▶ What is asked: Locate each line in the records containing "JSON". Copy it.

(Collected data)
----

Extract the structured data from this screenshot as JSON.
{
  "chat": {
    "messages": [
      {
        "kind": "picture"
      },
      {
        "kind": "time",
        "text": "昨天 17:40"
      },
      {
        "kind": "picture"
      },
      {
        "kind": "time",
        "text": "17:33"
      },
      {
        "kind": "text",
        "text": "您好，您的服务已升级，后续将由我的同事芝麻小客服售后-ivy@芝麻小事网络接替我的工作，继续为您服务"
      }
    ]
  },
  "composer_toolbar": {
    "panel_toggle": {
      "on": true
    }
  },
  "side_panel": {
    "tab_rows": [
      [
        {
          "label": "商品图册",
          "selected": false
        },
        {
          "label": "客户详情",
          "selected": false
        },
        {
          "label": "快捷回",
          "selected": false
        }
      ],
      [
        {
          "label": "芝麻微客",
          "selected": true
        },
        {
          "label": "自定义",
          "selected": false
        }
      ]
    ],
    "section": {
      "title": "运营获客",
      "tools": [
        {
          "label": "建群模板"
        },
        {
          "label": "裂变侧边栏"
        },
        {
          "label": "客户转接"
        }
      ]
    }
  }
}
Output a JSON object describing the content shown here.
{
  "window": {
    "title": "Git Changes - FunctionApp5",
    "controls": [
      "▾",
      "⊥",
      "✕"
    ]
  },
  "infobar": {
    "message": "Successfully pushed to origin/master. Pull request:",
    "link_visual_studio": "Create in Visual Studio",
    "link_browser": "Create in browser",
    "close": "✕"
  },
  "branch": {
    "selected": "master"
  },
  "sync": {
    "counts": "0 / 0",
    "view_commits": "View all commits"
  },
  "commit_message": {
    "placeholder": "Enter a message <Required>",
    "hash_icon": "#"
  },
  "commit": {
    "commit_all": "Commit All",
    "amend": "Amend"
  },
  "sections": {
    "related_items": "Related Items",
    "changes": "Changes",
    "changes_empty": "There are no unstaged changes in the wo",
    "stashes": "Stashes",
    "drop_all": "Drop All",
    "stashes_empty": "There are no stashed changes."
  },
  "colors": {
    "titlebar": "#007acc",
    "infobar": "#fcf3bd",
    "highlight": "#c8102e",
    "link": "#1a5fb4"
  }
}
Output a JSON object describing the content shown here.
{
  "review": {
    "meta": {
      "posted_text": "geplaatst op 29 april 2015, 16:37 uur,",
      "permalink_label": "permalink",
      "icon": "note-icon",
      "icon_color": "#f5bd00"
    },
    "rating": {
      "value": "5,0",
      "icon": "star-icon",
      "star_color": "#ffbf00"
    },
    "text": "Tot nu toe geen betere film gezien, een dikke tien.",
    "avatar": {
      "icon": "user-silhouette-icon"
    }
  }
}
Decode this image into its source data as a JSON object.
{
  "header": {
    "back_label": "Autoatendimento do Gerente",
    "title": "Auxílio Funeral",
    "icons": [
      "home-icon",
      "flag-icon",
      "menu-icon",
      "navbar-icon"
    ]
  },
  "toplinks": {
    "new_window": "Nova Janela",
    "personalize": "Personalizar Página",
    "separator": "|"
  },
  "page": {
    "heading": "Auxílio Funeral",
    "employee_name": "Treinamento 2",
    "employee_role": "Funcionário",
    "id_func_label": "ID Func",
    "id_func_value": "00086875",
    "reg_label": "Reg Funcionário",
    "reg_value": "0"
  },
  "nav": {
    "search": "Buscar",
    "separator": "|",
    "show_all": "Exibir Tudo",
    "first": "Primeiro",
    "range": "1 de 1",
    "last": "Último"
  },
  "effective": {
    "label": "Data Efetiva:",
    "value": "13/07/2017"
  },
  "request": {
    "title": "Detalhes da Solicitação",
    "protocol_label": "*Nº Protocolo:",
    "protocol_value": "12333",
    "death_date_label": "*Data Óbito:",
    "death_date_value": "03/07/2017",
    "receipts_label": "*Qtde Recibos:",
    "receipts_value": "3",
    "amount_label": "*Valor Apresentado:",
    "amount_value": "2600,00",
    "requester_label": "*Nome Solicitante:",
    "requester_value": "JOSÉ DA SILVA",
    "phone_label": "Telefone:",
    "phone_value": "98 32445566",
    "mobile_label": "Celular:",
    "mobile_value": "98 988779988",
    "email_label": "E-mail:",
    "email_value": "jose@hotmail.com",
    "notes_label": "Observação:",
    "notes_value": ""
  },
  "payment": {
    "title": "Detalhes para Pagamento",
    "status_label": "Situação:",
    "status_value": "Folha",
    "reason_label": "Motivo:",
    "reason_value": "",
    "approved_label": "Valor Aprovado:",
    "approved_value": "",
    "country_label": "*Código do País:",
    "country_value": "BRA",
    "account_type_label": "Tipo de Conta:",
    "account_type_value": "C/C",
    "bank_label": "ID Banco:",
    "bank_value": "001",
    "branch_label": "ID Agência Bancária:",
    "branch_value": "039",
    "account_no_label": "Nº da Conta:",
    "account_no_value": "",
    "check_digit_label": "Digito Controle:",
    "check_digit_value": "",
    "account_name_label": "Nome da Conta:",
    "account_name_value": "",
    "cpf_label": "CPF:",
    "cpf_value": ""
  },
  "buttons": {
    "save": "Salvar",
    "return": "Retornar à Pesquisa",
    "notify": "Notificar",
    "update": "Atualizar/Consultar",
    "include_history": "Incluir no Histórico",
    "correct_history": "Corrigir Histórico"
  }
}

----

▶ Exercise response:
Extract the structured data from this screenshot as JSON.
Output a JSON object describing the content shown here.
Output a JSON object describing the content shown here.
Decode this image into its source data as a JSON object.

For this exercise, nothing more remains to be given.